▸ TASK STATEMENT:
Every entry needs to be printed exactly, please.

▸ SOURCE DATA:
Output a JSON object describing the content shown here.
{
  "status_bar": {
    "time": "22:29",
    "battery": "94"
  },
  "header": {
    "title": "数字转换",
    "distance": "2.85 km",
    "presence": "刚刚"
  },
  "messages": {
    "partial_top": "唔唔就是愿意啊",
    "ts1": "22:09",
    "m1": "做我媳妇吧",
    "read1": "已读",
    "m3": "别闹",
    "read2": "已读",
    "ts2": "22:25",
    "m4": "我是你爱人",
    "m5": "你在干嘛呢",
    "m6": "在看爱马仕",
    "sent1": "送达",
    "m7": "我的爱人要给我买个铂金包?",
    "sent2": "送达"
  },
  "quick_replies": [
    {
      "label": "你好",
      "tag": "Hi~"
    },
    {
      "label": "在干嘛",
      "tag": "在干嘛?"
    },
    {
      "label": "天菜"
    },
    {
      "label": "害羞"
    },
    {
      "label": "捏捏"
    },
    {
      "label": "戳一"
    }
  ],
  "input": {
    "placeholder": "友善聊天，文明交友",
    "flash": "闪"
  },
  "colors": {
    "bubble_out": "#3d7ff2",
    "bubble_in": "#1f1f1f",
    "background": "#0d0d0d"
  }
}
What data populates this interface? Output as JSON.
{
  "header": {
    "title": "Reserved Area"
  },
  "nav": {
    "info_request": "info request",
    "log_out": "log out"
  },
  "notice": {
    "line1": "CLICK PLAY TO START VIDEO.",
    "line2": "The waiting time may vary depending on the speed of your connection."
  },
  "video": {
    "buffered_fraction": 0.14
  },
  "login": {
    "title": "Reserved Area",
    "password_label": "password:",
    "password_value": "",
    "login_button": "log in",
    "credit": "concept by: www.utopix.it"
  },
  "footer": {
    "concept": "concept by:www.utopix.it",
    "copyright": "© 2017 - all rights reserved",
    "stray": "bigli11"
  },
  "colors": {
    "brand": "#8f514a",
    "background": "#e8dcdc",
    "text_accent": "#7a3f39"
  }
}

▸ EXERCISE OUTPUT:
Output a JSON object describing the content shown here.
{
  "status_bar": {
    "time": "22:29",
    "battery": "94"
  },
  "header": {
    "title": "数字转换",
    "distance": "2.85 km",
    "presence": "刚刚"
  },
  "messages": {
    "partial_top": "唔唔就是愿意啊",
    "ts1": "22:09",
    "m1": "做我媳妇吧",
    "read1": "已读",
    "m3": "别闹",
    "read2": "已读",
    "ts2": "22:25",
    "m4": "我是你爱人",
    "m5": "你在干嘛呢",
    "m6": "在看爱马仕",
    "sent1": "送达",
    "m7": "我的爱人要给我买个铂金包?",
    "sent2": "送达"
  },
  "quick_replies": [
    {
      "label": "你好",
      "tag": "Hi~"
    },
    {
      "label": "在干嘛",
      "tag": "在干嘛?"
    },
    {
      "label": "天菜"
    },
    {
      "label": "害羞"
    },
    {
      "label": "捏捏"
    },
    {
      "label": "戳一"
    }
  ],
  "input": {
    "placeholder": "友善聊天，文明交友",
    "flash": "闪"
  },
  "colors": {
    "bubble_out": "#3d7ff2",
    "bubble_in": "#1f1f1f",
    "background": "#0d0d0d"
  }
}
What data populates this interface? Output as JSON.
{
  "header": {
    "title": "Reserved Area"
  },
  "nav": {
    "info_request": "info request",
    "log_out": "log out"
  },
  "notice": {
    "line1": "CLICK PLAY TO START VIDEO.",
    "line2": "The waiting time may vary depending on the speed of your connection."
  },
  "video": {
    "buffered_fraction": 0.14
  },
  "login": {
    "title": "Reserved Area",
    "password_label": "password:",
    "password_value": "",
    "login_button": "log in",
    "credit": "concept by: www.utopix.it"
  },
  "footer": {
    "concept": "concept by:www.utopix.it",
    "copyright": "© 2017 - all rights reserved",
    "stray": "bigli11"
  },
  "colors": {
    "brand": "#8f514a",
    "background": "#e8dcdc",
    "text_accent": "#7a3f39"
  }
}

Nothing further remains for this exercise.